STATED EXERCISE
Would you write out the listing verbatim and skip every picture in it?
* start STORED ROWS *
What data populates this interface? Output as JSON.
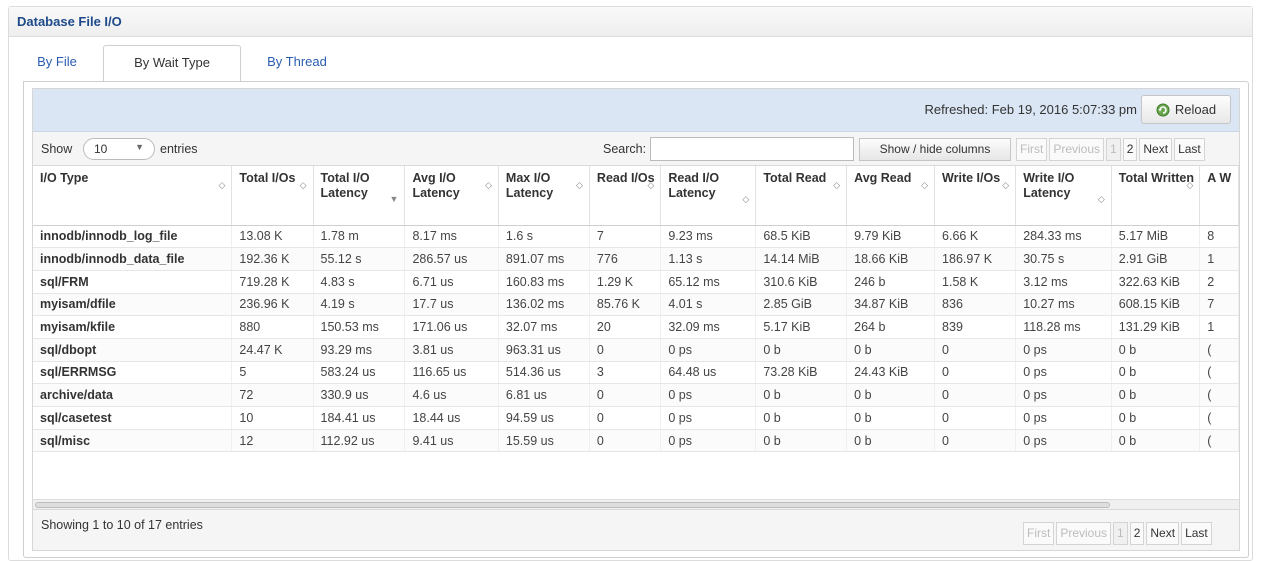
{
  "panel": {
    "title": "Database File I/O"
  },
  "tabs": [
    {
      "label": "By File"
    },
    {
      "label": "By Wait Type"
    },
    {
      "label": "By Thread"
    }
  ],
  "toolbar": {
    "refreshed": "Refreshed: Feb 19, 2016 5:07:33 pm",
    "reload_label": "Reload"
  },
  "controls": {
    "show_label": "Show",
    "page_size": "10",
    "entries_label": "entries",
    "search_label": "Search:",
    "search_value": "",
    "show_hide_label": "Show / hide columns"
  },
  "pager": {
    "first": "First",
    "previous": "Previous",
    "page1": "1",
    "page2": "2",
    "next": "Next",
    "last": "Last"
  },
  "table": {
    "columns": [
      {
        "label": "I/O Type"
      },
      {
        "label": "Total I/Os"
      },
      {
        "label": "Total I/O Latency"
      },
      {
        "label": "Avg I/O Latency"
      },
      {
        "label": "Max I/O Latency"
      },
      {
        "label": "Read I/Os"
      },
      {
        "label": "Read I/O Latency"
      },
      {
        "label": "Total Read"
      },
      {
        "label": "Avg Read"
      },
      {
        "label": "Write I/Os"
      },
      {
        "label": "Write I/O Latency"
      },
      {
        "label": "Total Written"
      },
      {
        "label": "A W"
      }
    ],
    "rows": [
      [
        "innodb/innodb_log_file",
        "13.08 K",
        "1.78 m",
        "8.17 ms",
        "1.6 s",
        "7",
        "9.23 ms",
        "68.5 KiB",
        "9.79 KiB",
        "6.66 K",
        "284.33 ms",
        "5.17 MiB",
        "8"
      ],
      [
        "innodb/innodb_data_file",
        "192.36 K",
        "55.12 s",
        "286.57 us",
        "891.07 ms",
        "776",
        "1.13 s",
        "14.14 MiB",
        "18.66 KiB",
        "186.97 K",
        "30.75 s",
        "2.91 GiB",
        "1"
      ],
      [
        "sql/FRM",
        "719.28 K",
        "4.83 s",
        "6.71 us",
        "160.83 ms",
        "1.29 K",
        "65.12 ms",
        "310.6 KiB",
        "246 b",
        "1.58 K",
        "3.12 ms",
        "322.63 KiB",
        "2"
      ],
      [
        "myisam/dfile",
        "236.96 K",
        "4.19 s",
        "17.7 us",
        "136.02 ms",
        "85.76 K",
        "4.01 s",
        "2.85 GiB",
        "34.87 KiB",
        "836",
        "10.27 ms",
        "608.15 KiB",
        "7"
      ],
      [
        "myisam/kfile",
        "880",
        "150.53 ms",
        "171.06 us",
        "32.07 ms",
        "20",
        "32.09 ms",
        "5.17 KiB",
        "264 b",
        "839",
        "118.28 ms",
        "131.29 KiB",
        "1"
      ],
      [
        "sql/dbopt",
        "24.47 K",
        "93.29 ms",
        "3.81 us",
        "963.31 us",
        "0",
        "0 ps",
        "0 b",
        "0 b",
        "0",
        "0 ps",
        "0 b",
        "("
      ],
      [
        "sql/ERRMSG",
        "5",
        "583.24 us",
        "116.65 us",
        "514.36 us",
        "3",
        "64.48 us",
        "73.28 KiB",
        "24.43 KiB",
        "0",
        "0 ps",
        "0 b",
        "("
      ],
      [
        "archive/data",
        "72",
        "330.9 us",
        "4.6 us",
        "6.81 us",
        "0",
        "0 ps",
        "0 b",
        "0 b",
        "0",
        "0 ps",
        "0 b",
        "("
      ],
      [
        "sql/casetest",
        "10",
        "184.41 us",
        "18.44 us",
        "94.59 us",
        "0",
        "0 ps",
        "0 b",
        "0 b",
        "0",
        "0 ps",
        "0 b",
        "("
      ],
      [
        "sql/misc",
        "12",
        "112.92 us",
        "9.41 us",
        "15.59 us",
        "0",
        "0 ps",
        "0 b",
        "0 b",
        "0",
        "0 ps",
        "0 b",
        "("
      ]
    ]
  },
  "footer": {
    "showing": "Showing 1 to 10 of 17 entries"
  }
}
* end STORED ROWS *
TASK OUTPUT
What data populates this interface? Output as JSON.
{
  "panel": {
    "title": "Database File I/O"
  },
  "tabs": [
    {
      "label": "By File"
    },
    {
      "label": "By Wait Type"
    },
    {
      "label": "By Thread"
    }
  ],
  "toolbar": {
    "refreshed": "Refreshed: Feb 19, 2016 5:07:33 pm",
    "reload_label": "Reload"
  },
  "controls": {
    "show_label": "Show",
    "page_size": "10",
    "entries_label": "entries",
    "search_label": "Search:",
    "search_value": "",
    "show_hide_label": "Show / hide columns"
  },
  "pager": {
    "first": "First",
    "previous": "Previous",
    "page1": "1",
    "page2": "2",
    "next": "Next",
    "last": "Last"
  },
  "table": {
    "columns": [
      {
        "label": "I/O Type"
      },
      {
        "label": "Total I/Os"
      },
      {
        "label": "Total I/O Latency"
      },
      {
        "label": "Avg I/O Latency"
      },
      {
        "label": "Max I/O Latency"
      },
      {
        "label": "Read I/Os"
      },
      {
        "label": "Read I/O Latency"
      },
      {
        "label": "Total Read"
      },
      {
        "label": "Avg Read"
      },
      {
        "label": "Write I/Os"
      },
      {
        "label": "Write I/O Latency"
      },
      {
        "label": "Total Written"
      },
      {
        "label": "A W"
      }
    ],
    "rows": [
      [
        "innodb/innodb_log_file",
        "13.08 K",
        "1.78 m",
        "8.17 ms",
        "1.6 s",
        "7",
        "9.23 ms",
        "68.5 KiB",
        "9.79 KiB",
        "6.66 K",
        "284.33 ms",
        "5.17 MiB",
        "8"
      ],
      [
        "innodb/innodb_data_file",
        "192.36 K",
        "55.12 s",
        "286.57 us",
        "891.07 ms",
        "776",
        "1.13 s",
        "14.14 MiB",
        "18.66 KiB",
        "186.97 K",
        "30.75 s",
        "2.91 GiB",
        "1"
      ],
      [
        "sql/FRM",
        "719.28 K",
        "4.83 s",
        "6.71 us",
        "160.83 ms",
        "1.29 K",
        "65.12 ms",
        "310.6 KiB",
        "246 b",
        "1.58 K",
        "3.12 ms",
        "322.63 KiB",
        "2"
      ],
      [
        "myisam/dfile",
        "236.96 K",
        "4.19 s",
        "17.7 us",
        "136.02 ms",
        "85.76 K",
        "4.01 s",
        "2.85 GiB",
        "34.87 KiB",
        "836",
        "10.27 ms",
        "608.15 KiB",
        "7"
      ],
      [
        "myisam/kfile",
        "880",
        "150.53 ms",
        "171.06 us",
        "32.07 ms",
        "20",
        "32.09 ms",
        "5.17 KiB",
        "264 b",
        "839",
        "118.28 ms",
        "131.29 KiB",
        "1"
      ],
      [
        "sql/dbopt",
        "24.47 K",
        "93.29 ms",
        "3.81 us",
        "963.31 us",
        "0",
        "0 ps",
        "0 b",
        "0 b",
        "0",
        "0 ps",
        "0 b",
        "("
      ],
      [
        "sql/ERRMSG",
        "5",
        "583.24 us",
        "116.65 us",
        "514.36 us",
        "3",
        "64.48 us",
        "73.28 KiB",
        "24.43 KiB",
        "0",
        "0 ps",
        "0 b",
        "("
      ],
      [
        "archive/data",
        "72",
        "330.9 us",
        "4.6 us",
        "6.81 us",
        "0",
        "0 ps",
        "0 b",
        "0 b",
        "0",
        "0 ps",
        "0 b",
        "("
      ],
      [
        "sql/casetest",
        "10",
        "184.41 us",
        "18.44 us",
        "94.59 us",
        "0",
        "0 ps",
        "0 b",
        "0 b",
        "0",
        "0 ps",
        "0 b",
        "("
      ],
      [
        "sql/misc",
        "12",
        "112.92 us",
        "9.41 us",
        "15.59 us",
        "0",
        "0 ps",
        "0 b",
        "0 b",
        "0",
        "0 ps",
        "0 b",
        "("
      ]
    ]
  },
  "footer": {
    "showing": "Showing 1 to 10 of 17 entries"
  }
}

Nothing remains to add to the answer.